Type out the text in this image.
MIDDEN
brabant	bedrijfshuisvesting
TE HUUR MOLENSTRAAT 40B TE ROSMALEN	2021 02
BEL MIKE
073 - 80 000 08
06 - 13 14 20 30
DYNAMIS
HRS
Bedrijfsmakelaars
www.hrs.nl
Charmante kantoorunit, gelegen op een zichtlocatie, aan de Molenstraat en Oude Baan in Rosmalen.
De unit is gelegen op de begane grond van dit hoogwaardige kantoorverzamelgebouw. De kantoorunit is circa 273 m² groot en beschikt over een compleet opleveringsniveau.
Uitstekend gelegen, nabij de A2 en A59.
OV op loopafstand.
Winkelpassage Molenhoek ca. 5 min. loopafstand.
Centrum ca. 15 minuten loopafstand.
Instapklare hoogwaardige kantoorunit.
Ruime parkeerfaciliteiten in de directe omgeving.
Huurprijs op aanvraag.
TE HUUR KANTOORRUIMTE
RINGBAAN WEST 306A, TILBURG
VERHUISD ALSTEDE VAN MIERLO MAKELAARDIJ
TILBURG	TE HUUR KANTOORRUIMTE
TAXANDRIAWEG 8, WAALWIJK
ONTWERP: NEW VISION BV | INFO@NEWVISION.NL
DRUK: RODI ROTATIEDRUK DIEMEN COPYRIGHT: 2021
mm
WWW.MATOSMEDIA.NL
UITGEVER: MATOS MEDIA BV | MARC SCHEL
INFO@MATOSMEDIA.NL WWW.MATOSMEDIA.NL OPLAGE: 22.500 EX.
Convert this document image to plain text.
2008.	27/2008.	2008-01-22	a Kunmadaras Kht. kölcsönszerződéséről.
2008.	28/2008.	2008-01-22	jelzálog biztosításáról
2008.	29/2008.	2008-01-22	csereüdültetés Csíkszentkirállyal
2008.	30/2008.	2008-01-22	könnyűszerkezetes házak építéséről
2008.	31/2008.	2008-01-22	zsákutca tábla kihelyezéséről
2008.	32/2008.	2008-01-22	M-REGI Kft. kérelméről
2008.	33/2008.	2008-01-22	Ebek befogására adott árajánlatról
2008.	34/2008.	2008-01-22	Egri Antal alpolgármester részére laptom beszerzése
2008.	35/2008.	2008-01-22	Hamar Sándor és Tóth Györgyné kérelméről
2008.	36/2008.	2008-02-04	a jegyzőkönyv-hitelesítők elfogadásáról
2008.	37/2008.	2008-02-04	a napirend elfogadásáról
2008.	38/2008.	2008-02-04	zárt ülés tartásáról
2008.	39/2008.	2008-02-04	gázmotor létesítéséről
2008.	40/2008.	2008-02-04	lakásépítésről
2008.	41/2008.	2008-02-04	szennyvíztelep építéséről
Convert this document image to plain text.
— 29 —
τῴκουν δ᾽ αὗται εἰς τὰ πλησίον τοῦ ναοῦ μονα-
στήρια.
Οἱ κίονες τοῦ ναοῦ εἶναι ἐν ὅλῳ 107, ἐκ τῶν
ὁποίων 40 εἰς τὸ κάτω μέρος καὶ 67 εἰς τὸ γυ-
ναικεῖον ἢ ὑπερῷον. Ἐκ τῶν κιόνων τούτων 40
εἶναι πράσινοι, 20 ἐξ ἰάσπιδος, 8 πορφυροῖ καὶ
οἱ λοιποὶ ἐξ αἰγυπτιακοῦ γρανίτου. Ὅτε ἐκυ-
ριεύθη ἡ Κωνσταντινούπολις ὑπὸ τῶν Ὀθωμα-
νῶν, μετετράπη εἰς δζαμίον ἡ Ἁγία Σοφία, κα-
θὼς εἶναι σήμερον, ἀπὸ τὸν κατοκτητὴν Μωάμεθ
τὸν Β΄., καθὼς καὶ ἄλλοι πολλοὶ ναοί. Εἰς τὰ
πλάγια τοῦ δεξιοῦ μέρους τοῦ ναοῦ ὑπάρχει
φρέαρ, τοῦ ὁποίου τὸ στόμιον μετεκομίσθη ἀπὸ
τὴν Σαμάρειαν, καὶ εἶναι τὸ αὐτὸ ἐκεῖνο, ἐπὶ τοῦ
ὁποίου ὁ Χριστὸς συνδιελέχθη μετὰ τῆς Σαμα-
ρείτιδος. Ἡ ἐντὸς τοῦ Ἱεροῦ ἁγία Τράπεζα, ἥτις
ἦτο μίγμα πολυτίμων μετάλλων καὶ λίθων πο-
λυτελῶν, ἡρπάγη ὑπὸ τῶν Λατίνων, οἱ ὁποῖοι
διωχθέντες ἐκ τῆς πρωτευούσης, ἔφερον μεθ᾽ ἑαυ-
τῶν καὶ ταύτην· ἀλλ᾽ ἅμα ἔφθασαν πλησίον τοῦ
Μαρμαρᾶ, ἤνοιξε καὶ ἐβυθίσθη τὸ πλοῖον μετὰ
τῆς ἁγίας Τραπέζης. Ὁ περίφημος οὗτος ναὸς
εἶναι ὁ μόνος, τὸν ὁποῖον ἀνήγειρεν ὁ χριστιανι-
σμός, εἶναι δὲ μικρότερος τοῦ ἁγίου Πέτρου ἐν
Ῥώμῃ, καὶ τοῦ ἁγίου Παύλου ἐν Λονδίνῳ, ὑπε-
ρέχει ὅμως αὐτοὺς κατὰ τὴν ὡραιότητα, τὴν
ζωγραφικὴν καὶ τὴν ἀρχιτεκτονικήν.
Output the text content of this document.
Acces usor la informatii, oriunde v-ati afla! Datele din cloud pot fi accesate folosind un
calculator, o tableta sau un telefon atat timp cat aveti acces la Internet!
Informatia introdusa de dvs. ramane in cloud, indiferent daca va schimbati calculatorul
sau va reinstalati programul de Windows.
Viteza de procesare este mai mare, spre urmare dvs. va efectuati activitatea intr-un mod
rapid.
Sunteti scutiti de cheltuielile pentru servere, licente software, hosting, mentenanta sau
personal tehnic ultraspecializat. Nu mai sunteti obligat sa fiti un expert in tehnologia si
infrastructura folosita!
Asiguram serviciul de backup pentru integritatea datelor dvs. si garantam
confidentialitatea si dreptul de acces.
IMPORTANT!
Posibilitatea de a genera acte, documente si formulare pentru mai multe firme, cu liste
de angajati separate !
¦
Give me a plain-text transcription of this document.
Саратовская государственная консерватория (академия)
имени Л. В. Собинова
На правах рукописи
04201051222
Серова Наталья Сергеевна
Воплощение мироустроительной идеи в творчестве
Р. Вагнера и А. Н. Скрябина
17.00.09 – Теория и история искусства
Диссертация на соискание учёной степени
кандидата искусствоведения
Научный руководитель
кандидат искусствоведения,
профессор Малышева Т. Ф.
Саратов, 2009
---+---
Instruction: Locate the line with "Give me a plain-text" in the entries above; extract it and every line after it, verbatim.

Solution:
Give me a plain-text transcription of this document.
Саратовская государственная консерватория (академия)
имени Л. В. Собинова
На правах рукописи
04201051222
Серова Наталья Сергеевна
Воплощение мироустроительной идеи в творчестве
Р. Вагнера и А. Н. Скрябина
17.00.09 – Теория и история искусства
Диссертация на соискание учёной степени
кандидата искусствоведения
Научный руководитель
кандидат искусствоведения,
профессор Малышева Т. Ф.
Саратов, 2009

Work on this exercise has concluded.